- [Goal] Images appear in the records below; leave them out and repeat everything else exactly.

## Start Data

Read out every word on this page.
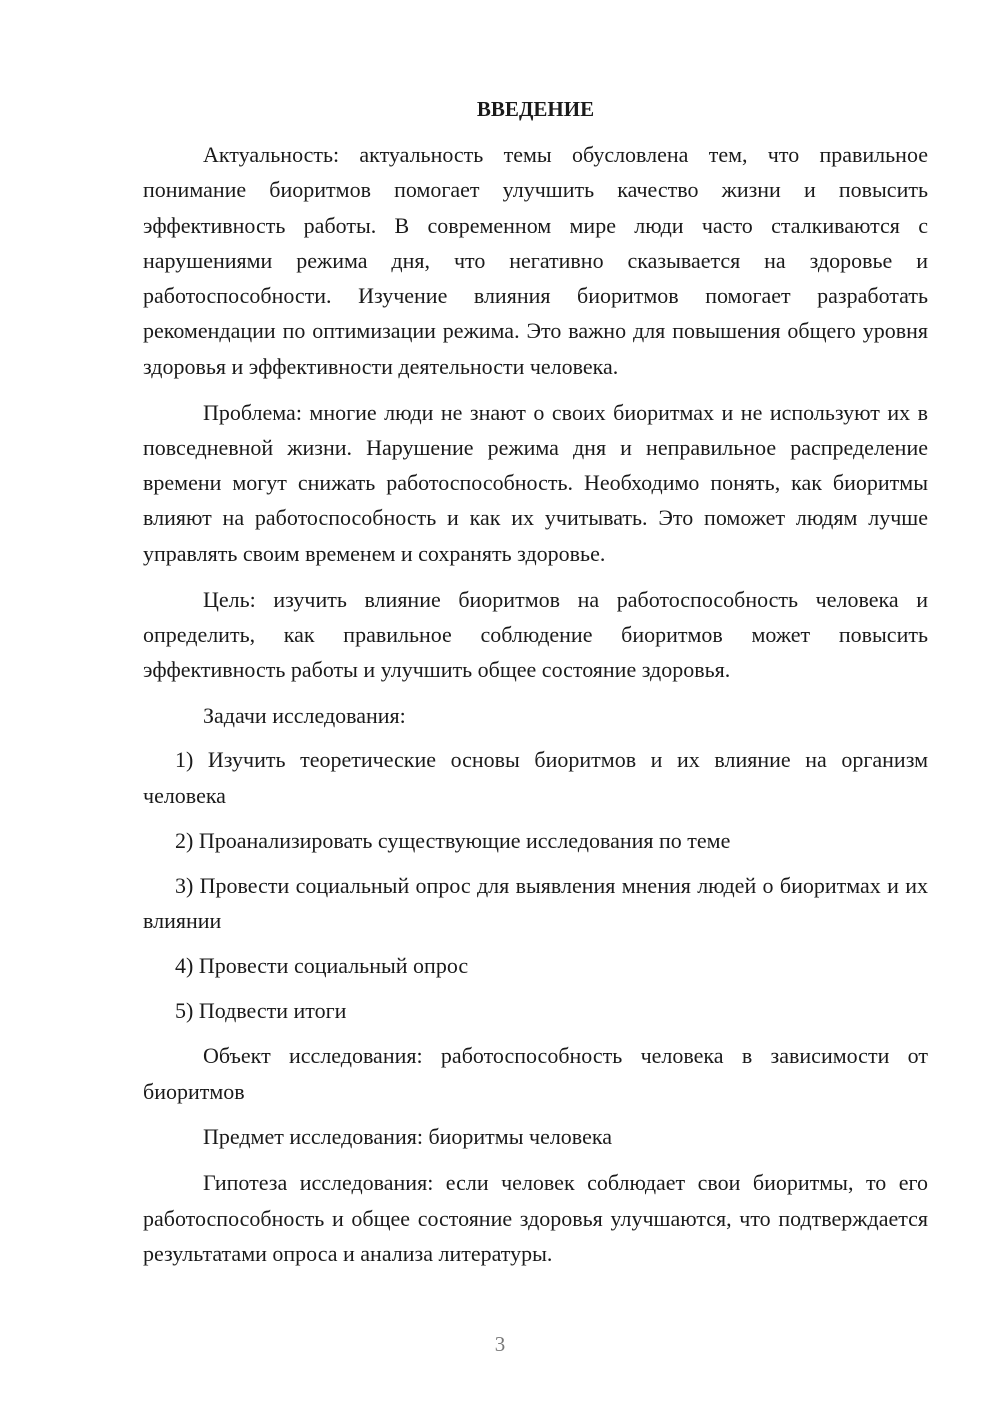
ВВЕДЕНИЕ

Актуальность: актуальность темы обусловлена тем, что правильное понимание биоритмов помогает улучшить качество жизни и повысить эффективность работы. В современном мире люди часто сталкиваются с нарушениями режима дня, что негативно сказывается на здоровье и работоспособности. Изучение влияния биоритмов помогает разработать рекомендации по оптимизации режима. Это важно для повышения общего уровня здоровья и эффективности деятельности человека.

Проблема: многие люди не знают о своих биоритмах и не используют их в повседневной жизни. Нарушение режима дня и неправильное распределение времени могут снижать работоспособность. Необходимо понять, как биоритмы влияют на работоспособность и как их учитывать. Это поможет людям лучше управлять своим временем и сохранять здоровье.

Цель: изучить влияние биоритмов на работоспособность человека и определить, как правильное соблюдение биоритмов может повысить эффективность работы и улучшить общее состояние здоровья.

Задачи исследования:

1) Изучить теоретические основы биоритмов и их влияние на организм человека

2) Проанализировать существующие исследования по теме

3) Провести социальный опрос для выявления мнения людей о биоритмах и их влиянии

4) Провести социальный опрос

5) Подвести итоги

Объект исследования: работоспособность человека в зависимости от биоритмов

Предмет исследования: биоритмы человека

Гипотеза исследования: если человек соблюдает свои биоритмы, то его работоспособность и общее состояние здоровья улучшаются, что подтверждается результатами опроса и анализа литературы.

3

## End Data

- [Output for this task]
Read out every word on this page.
ВВЕДЕНИЕ

Актуальность: актуальность темы обусловлена тем, что правильное понимание биоритмов помогает улучшить качество жизни и повысить эффективность работы. В современном мире люди часто сталкиваются с нарушениями режима дня, что негативно сказывается на здоровье и работоспособности. Изучение влияния биоритмов помогает разработать рекомендации по оптимизации режима. Это важно для повышения общего уровня здоровья и эффективности деятельности человека.

Проблема: многие люди не знают о своих биоритмах и не используют их в повседневной жизни. Нарушение режима дня и неправильное распределение времени могут снижать работоспособность. Необходимо понять, как биоритмы влияют на работоспособность и как их учитывать. Это поможет людям лучше управлять своим временем и сохранять здоровье.

Цель: изучить влияние биоритмов на работоспособность человека и определить, как правильное соблюдение биоритмов может повысить эффективность работы и улучшить общее состояние здоровья.

Задачи исследования:

1) Изучить теоретические основы биоритмов и их влияние на организм человека

2) Проанализировать существующие исследования по теме

3) Провести социальный опрос для выявления мнения людей о биоритмах и их влиянии

4) Провести социальный опрос

5) Подвести итоги

Объект исследования: работоспособность человека в зависимости от биоритмов

Предмет исследования: биоритмы человека

Гипотеза исследования: если человек соблюдает свои биоритмы, то его работоспособность и общее состояние здоровья улучшаются, что подтверждается результатами опроса и анализа литературы.

3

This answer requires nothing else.